The request -> Rewrite all of the data below with "bbox" replaced by "bounding box" and nothing else changed. Leave the pictures out.

(Dataset rows)
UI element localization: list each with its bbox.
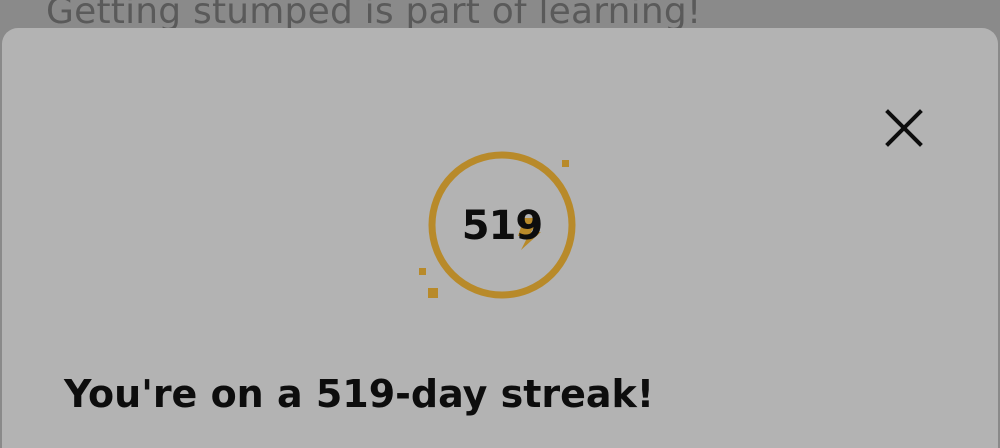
close-icon — [885, 109, 923, 147]
sparkle-square — [428, 288, 438, 298]
streak-count: 519 — [461, 203, 544, 249]
sparkle-square — [562, 160, 569, 167]
close-button[interactable] — [874, 98, 934, 158]
streak-headline: You're on a 519-day streak! — [64, 372, 655, 416]
sparkle-square — [419, 268, 426, 275]
streak-badge: 519 — [410, 150, 590, 310]
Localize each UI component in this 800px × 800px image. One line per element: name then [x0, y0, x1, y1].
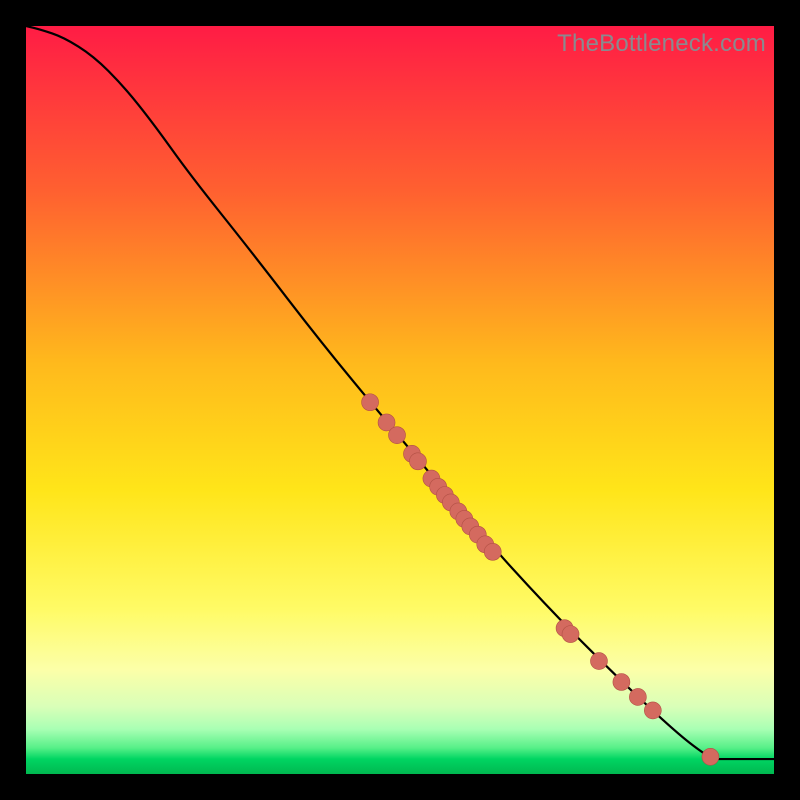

Finished task ->
UI element localization: list each with its bounding box.
close-icon — [885, 109, 923, 147]
sparkle-square — [428, 288, 438, 298]
streak-count: 519 — [461, 203, 544, 249]
sparkle-square — [562, 160, 569, 167]
close-button[interactable] — [874, 98, 934, 158]
streak-headline: You're on a 519-day streak! — [64, 372, 655, 416]
sparkle-square — [419, 268, 426, 275]
streak-badge: 519 — [410, 150, 590, 310]
Localize each UI component in this 800px × 800px image. One line per element: name then [x0, y0, x1, y1].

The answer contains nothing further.